** Start Extracted information **
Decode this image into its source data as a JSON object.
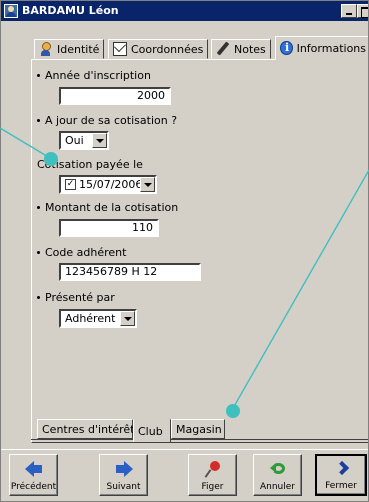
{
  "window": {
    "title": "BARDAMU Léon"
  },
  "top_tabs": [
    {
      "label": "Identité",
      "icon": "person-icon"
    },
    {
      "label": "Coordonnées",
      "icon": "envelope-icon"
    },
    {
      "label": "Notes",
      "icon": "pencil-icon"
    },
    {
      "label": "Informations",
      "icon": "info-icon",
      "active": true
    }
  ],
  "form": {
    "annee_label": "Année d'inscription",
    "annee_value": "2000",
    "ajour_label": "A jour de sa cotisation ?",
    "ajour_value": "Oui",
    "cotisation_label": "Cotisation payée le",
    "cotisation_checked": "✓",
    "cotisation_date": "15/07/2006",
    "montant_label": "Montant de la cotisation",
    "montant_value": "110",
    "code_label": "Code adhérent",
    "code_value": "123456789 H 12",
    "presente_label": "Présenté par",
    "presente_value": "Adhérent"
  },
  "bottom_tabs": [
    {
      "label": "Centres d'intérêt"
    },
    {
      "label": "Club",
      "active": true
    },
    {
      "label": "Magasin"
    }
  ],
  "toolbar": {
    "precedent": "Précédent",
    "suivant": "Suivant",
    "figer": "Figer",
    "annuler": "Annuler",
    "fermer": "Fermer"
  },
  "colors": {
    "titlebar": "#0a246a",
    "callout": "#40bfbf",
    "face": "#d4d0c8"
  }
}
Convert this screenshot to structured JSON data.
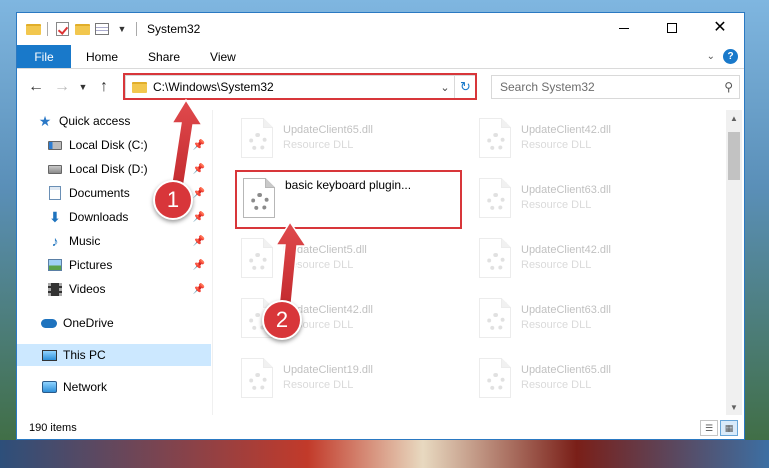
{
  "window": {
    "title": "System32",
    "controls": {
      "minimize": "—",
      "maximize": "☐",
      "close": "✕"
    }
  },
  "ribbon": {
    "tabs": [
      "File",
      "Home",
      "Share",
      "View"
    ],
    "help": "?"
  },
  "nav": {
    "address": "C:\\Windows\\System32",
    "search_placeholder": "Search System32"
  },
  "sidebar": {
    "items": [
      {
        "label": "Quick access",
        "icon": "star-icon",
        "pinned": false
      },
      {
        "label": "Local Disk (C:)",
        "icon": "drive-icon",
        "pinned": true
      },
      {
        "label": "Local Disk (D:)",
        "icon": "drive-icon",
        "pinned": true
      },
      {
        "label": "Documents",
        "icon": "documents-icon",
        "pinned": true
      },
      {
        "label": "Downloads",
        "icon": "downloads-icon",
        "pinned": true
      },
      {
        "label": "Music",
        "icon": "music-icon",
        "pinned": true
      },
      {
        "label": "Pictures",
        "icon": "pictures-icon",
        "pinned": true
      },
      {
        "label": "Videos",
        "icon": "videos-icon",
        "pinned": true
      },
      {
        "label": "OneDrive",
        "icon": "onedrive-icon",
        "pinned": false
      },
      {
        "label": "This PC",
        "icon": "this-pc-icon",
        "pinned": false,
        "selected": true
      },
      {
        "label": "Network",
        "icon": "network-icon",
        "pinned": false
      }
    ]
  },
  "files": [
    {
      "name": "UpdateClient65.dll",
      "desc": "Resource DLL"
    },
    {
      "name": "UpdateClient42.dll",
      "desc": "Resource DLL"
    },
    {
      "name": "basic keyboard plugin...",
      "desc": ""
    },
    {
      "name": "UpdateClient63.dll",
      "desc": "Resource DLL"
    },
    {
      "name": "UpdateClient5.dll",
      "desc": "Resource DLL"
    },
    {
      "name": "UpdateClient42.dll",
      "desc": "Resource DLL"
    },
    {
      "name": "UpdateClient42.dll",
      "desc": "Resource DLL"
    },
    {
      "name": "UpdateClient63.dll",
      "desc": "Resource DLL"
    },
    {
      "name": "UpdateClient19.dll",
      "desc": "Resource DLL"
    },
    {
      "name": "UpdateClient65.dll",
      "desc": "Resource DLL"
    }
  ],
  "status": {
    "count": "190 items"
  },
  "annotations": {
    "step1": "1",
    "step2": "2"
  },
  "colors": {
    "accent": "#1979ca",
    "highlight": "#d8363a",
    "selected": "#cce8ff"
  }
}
** End Extracted information **
Work required. Only lines with "data" are wanted here; list each of them.

Output for this exercise.
Decode this image into its source data as a JSON object.
Convert this screenshot to structured JSON data.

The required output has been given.